» Set problem: Each entry has to be copied exactly, with nothing missed.

» Information provided:
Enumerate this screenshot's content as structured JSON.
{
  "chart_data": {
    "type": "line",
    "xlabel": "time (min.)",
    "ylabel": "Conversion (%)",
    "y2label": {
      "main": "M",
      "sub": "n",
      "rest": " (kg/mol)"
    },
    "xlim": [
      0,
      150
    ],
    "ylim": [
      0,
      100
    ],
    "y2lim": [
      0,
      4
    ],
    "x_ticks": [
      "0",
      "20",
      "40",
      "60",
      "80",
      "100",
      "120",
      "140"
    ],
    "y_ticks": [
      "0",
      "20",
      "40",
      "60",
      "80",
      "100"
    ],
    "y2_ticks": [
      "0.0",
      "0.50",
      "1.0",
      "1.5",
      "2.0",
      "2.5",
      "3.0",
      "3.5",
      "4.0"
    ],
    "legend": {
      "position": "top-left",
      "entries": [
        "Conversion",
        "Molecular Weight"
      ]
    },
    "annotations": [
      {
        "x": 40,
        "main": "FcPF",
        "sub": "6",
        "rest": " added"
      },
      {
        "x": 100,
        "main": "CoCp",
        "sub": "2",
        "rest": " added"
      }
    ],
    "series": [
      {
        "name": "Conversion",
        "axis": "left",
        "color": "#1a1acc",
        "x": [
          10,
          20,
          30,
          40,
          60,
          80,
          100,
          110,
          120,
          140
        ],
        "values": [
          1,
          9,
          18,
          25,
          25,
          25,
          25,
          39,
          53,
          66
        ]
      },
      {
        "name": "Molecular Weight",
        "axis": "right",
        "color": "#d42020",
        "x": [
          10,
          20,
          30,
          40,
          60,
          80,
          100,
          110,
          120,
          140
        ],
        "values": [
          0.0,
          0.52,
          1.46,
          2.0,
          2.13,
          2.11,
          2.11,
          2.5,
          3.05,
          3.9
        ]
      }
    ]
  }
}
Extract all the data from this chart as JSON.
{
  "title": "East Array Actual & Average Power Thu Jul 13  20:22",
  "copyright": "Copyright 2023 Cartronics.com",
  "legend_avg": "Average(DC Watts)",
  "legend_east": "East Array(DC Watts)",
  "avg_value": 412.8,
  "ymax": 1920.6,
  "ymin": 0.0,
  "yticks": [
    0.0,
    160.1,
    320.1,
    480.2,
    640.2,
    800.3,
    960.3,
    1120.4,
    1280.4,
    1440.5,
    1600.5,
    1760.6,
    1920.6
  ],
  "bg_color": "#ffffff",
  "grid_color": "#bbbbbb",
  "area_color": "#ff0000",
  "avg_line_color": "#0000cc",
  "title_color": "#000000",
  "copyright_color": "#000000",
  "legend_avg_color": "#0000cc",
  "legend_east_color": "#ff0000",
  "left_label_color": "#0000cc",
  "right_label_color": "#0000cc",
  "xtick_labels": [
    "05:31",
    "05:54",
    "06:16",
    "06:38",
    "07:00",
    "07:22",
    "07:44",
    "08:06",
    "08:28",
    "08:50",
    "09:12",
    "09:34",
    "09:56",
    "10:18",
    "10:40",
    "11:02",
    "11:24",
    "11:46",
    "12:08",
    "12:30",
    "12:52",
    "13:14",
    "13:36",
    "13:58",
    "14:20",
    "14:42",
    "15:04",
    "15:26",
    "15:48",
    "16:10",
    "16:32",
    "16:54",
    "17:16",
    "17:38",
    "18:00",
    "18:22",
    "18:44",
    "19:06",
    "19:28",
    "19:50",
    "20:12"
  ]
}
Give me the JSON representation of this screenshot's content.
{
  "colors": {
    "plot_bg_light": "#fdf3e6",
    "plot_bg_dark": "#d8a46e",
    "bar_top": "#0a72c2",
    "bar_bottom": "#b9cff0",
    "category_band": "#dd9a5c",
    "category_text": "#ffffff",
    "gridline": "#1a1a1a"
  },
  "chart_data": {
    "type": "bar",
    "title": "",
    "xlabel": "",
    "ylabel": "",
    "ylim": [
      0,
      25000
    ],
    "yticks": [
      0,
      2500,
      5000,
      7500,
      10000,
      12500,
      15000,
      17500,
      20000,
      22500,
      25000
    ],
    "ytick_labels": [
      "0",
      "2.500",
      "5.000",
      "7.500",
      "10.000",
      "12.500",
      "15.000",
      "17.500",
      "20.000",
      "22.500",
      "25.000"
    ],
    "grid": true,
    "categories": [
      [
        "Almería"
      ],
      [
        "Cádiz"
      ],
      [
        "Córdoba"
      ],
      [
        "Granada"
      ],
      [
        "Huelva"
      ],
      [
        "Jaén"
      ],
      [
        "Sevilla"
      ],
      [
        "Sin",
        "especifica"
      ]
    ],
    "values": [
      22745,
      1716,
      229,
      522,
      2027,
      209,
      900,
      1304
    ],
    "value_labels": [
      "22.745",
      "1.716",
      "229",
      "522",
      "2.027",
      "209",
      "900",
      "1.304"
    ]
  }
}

» Result of this exercise:
Enumerate this screenshot's content as structured JSON.
{
  "chart_data": {
    "type": "line",
    "xlabel": "time (min.)",
    "ylabel": "Conversion (%)",
    "y2label": {
      "main": "M",
      "sub": "n",
      "rest": " (kg/mol)"
    },
    "xlim": [
      0,
      150
    ],
    "ylim": [
      0,
      100
    ],
    "y2lim": [
      0,
      4
    ],
    "x_ticks": [
      "0",
      "20",
      "40",
      "60",
      "80",
      "100",
      "120",
      "140"
    ],
    "y_ticks": [
      "0",
      "20",
      "40",
      "60",
      "80",
      "100"
    ],
    "y2_ticks": [
      "0.0",
      "0.50",
      "1.0",
      "1.5",
      "2.0",
      "2.5",
      "3.0",
      "3.5",
      "4.0"
    ],
    "legend": {
      "position": "top-left",
      "entries": [
        "Conversion",
        "Molecular Weight"
      ]
    },
    "annotations": [
      {
        "x": 40,
        "main": "FcPF",
        "sub": "6",
        "rest": " added"
      },
      {
        "x": 100,
        "main": "CoCp",
        "sub": "2",
        "rest": " added"
      }
    ],
    "series": [
      {
        "name": "Conversion",
        "axis": "left",
        "color": "#1a1acc",
        "x": [
          10,
          20,
          30,
          40,
          60,
          80,
          100,
          110,
          120,
          140
        ],
        "values": [
          1,
          9,
          18,
          25,
          25,
          25,
          25,
          39,
          53,
          66
        ]
      },
      {
        "name": "Molecular Weight",
        "axis": "right",
        "color": "#d42020",
        "x": [
          10,
          20,
          30,
          40,
          60,
          80,
          100,
          110,
          120,
          140
        ],
        "values": [
          0.0,
          0.52,
          1.46,
          2.0,
          2.13,
          2.11,
          2.11,
          2.5,
          3.05,
          3.9
        ]
      }
    ]
  }
}
Extract all the data from this chart as JSON.
{
  "title": "East Array Actual & Average Power Thu Jul 13  20:22",
  "copyright": "Copyright 2023 Cartronics.com",
  "legend_avg": "Average(DC Watts)",
  "legend_east": "East Array(DC Watts)",
  "avg_value": 412.8,
  "ymax": 1920.6,
  "ymin": 0.0,
  "yticks": [
    0.0,
    160.1,
    320.1,
    480.2,
    640.2,
    800.3,
    960.3,
    1120.4,
    1280.4,
    1440.5,
    1600.5,
    1760.6,
    1920.6
  ],
  "bg_color": "#ffffff",
  "grid_color": "#bbbbbb",
  "area_color": "#ff0000",
  "avg_line_color": "#0000cc",
  "title_color": "#000000",
  "copyright_color": "#000000",
  "legend_avg_color": "#0000cc",
  "legend_east_color": "#ff0000",
  "left_label_color": "#0000cc",
  "right_label_color": "#0000cc",
  "xtick_labels": [
    "05:31",
    "05:54",
    "06:16",
    "06:38",
    "07:00",
    "07:22",
    "07:44",
    "08:06",
    "08:28",
    "08:50",
    "09:12",
    "09:34",
    "09:56",
    "10:18",
    "10:40",
    "11:02",
    "11:24",
    "11:46",
    "12:08",
    "12:30",
    "12:52",
    "13:14",
    "13:36",
    "13:58",
    "14:20",
    "14:42",
    "15:04",
    "15:26",
    "15:48",
    "16:10",
    "16:32",
    "16:54",
    "17:16",
    "17:38",
    "18:00",
    "18:22",
    "18:44",
    "19:06",
    "19:28",
    "19:50",
    "20:12"
  ]
}
Give me the JSON representation of this screenshot's content.
{
  "colors": {
    "plot_bg_light": "#fdf3e6",
    "plot_bg_dark": "#d8a46e",
    "bar_top": "#0a72c2",
    "bar_bottom": "#b9cff0",
    "category_band": "#dd9a5c",
    "category_text": "#ffffff",
    "gridline": "#1a1a1a"
  },
  "chart_data": {
    "type": "bar",
    "title": "",
    "xlabel": "",
    "ylabel": "",
    "ylim": [
      0,
      25000
    ],
    "yticks": [
      0,
      2500,
      5000,
      7500,
      10000,
      12500,
      15000,
      17500,
      20000,
      22500,
      25000
    ],
    "ytick_labels": [
      "0",
      "2.500",
      "5.000",
      "7.500",
      "10.000",
      "12.500",
      "15.000",
      "17.500",
      "20.000",
      "22.500",
      "25.000"
    ],
    "grid": true,
    "categories": [
      [
        "Almería"
      ],
      [
        "Cádiz"
      ],
      [
        "Córdoba"
      ],
      [
        "Granada"
      ],
      [
        "Huelva"
      ],
      [
        "Jaén"
      ],
      [
        "Sevilla"
      ],
      [
        "Sin",
        "especifica"
      ]
    ],
    "values": [
      22745,
      1716,
      229,
      522,
      2027,
      209,
      900,
      1304
    ],
    "value_labels": [
      "22.745",
      "1.716",
      "229",
      "522",
      "2.027",
      "209",
      "900",
      "1.304"
    ]
  }
}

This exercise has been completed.